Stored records
··········

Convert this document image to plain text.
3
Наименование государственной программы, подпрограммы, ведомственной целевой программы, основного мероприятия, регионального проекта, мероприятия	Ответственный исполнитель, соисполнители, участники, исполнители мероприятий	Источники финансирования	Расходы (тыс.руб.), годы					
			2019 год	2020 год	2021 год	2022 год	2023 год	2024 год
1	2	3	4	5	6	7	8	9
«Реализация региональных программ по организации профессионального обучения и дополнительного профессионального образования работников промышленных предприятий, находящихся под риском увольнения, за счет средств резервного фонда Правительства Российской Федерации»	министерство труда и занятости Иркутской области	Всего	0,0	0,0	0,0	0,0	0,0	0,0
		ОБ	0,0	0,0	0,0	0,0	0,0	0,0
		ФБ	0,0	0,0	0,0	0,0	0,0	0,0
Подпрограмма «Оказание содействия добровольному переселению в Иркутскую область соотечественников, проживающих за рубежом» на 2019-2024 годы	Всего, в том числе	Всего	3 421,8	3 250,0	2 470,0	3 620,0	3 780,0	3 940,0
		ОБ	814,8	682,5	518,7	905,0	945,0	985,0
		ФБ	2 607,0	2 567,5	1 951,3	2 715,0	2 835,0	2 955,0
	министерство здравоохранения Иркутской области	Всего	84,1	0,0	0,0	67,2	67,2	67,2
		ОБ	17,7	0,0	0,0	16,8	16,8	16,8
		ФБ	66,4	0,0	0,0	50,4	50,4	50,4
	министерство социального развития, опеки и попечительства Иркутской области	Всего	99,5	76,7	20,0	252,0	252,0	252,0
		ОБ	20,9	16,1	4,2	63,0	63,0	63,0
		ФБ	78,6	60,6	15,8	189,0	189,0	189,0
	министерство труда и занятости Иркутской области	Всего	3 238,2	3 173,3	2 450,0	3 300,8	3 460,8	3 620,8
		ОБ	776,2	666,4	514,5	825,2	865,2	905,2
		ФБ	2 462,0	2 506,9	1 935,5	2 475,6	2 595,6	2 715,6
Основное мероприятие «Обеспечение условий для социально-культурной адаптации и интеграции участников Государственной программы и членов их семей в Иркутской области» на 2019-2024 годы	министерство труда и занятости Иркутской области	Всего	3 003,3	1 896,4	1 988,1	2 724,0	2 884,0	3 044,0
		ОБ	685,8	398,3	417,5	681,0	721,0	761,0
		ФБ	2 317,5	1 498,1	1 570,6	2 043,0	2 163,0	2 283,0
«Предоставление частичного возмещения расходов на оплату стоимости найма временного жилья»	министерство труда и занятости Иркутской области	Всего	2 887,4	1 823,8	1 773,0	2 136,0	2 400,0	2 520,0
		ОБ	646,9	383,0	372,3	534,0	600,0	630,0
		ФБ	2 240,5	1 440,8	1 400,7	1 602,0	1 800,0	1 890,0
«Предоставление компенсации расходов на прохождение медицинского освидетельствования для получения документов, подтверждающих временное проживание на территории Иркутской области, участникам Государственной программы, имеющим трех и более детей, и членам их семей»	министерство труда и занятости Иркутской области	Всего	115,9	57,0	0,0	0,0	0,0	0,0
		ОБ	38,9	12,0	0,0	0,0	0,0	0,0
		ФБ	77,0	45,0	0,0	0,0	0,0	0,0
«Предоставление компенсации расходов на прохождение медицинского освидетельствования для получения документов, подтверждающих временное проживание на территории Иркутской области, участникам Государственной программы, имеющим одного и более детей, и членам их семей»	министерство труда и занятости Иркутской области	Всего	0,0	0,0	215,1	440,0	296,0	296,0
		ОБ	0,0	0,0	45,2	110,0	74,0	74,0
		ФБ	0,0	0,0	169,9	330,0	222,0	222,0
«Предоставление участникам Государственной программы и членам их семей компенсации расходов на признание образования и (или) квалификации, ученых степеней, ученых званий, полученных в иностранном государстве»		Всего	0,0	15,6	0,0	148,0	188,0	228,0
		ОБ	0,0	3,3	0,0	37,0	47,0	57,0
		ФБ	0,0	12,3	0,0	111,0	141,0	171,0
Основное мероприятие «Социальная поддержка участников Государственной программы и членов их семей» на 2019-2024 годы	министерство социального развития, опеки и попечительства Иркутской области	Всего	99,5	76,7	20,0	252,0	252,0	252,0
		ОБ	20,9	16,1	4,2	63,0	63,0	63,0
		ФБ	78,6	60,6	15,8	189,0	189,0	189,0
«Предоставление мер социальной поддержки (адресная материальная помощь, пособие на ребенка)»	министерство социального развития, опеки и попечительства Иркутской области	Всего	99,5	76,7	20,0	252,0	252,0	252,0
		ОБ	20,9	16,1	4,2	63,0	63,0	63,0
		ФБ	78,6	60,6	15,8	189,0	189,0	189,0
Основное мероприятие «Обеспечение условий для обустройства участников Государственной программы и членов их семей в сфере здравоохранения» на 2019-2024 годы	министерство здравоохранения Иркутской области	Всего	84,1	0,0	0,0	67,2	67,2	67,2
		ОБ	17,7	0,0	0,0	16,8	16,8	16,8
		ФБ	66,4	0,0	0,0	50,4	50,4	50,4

··········

* [EXERCISE PROMPT]
Word for word, extract all the records.

* [WORKED ANSWER]
Convert this document image to plain text.
3
Наименование государственной программы, подпрограммы, ведомственной целевой программы, основного мероприятия, регионального проекта, мероприятия	Ответственный исполнитель, соисполнители, участники, исполнители мероприятий	Источники финансирования	Расходы (тыс.руб.), годы					
			2019 год	2020 год	2021 год	2022 год	2023 год	2024 год
1	2	3	4	5	6	7	8	9
«Реализация региональных программ по организации профессионального обучения и дополнительного профессионального образования работников промышленных предприятий, находящихся под риском увольнения, за счет средств резервного фонда Правительства Российской Федерации»	министерство труда и занятости Иркутской области	Всего	0,0	0,0	0,0	0,0	0,0	0,0
		ОБ	0,0	0,0	0,0	0,0	0,0	0,0
		ФБ	0,0	0,0	0,0	0,0	0,0	0,0
Подпрограмма «Оказание содействия добровольному переселению в Иркутскую область соотечественников, проживающих за рубежом» на 2019-2024 годы	Всего, в том числе	Всего	3 421,8	3 250,0	2 470,0	3 620,0	3 780,0	3 940,0
		ОБ	814,8	682,5	518,7	905,0	945,0	985,0
		ФБ	2 607,0	2 567,5	1 951,3	2 715,0	2 835,0	2 955,0
	министерство здравоохранения Иркутской области	Всего	84,1	0,0	0,0	67,2	67,2	67,2
		ОБ	17,7	0,0	0,0	16,8	16,8	16,8
		ФБ	66,4	0,0	0,0	50,4	50,4	50,4
	министерство социального развития, опеки и попечительства Иркутской области	Всего	99,5	76,7	20,0	252,0	252,0	252,0
		ОБ	20,9	16,1	4,2	63,0	63,0	63,0
		ФБ	78,6	60,6	15,8	189,0	189,0	189,0
	министерство труда и занятости Иркутской области	Всего	3 238,2	3 173,3	2 450,0	3 300,8	3 460,8	3 620,8
		ОБ	776,2	666,4	514,5	825,2	865,2	905,2
		ФБ	2 462,0	2 506,9	1 935,5	2 475,6	2 595,6	2 715,6
Основное мероприятие «Обеспечение условий для социально-культурной адаптации и интеграции участников Государственной программы и членов их семей в Иркутской области» на 2019-2024 годы	министерство труда и занятости Иркутской области	Всего	3 003,3	1 896,4	1 988,1	2 724,0	2 884,0	3 044,0
		ОБ	685,8	398,3	417,5	681,0	721,0	761,0
		ФБ	2 317,5	1 498,1	1 570,6	2 043,0	2 163,0	2 283,0
«Предоставление частичного возмещения расходов на оплату стоимости найма временного жилья»	министерство труда и занятости Иркутской области	Всего	2 887,4	1 823,8	1 773,0	2 136,0	2 400,0	2 520,0
		ОБ	646,9	383,0	372,3	534,0	600,0	630,0
		ФБ	2 240,5	1 440,8	1 400,7	1 602,0	1 800,0	1 890,0
«Предоставление компенсации расходов на прохождение медицинского освидетельствования для получения документов, подтверждающих временное проживание на территории Иркутской области, участникам Государственной программы, имеющим трех и более детей, и членам их семей»	министерство труда и занятости Иркутской области	Всего	115,9	57,0	0,0	0,0	0,0	0,0
		ОБ	38,9	12,0	0,0	0,0	0,0	0,0
		ФБ	77,0	45,0	0,0	0,0	0,0	0,0
«Предоставление компенсации расходов на прохождение медицинского освидетельствования для получения документов, подтверждающих временное проживание на территории Иркутской области, участникам Государственной программы, имеющим одного и более детей, и членам их семей»	министерство труда и занятости Иркутской области	Всего	0,0	0,0	215,1	440,0	296,0	296,0
		ОБ	0,0	0,0	45,2	110,0	74,0	74,0
		ФБ	0,0	0,0	169,9	330,0	222,0	222,0
«Предоставление участникам Государственной программы и членам их семей компенсации расходов на признание образования и (или) квалификации, ученых степеней, ученых званий, полученных в иностранном государстве»		Всего	0,0	15,6	0,0	148,0	188,0	228,0
		ОБ	0,0	3,3	0,0	37,0	47,0	57,0
		ФБ	0,0	12,3	0,0	111,0	141,0	171,0
Основное мероприятие «Социальная поддержка участников Государственной программы и членов их семей» на 2019-2024 годы	министерство социального развития, опеки и попечительства Иркутской области	Всего	99,5	76,7	20,0	252,0	252,0	252,0
		ОБ	20,9	16,1	4,2	63,0	63,0	63,0
		ФБ	78,6	60,6	15,8	189,0	189,0	189,0
«Предоставление мер социальной поддержки (адресная материальная помощь, пособие на ребенка)»	министерство социального развития, опеки и попечительства Иркутской области	Всего	99,5	76,7	20,0	252,0	252,0	252,0
		ОБ	20,9	16,1	4,2	63,0	63,0	63,0
		ФБ	78,6	60,6	15,8	189,0	189,0	189,0
Основное мероприятие «Обеспечение условий для обустройства участников Государственной программы и членов их семей в сфере здравоохранения» на 2019-2024 годы	министерство здравоохранения Иркутской области	Всего	84,1	0,0	0,0	67,2	67,2	67,2
		ОБ	17,7	0,0	0,0	16,8	16,8	16,8
		ФБ	66,4	0,0	0,0	50,4	50,4	50,4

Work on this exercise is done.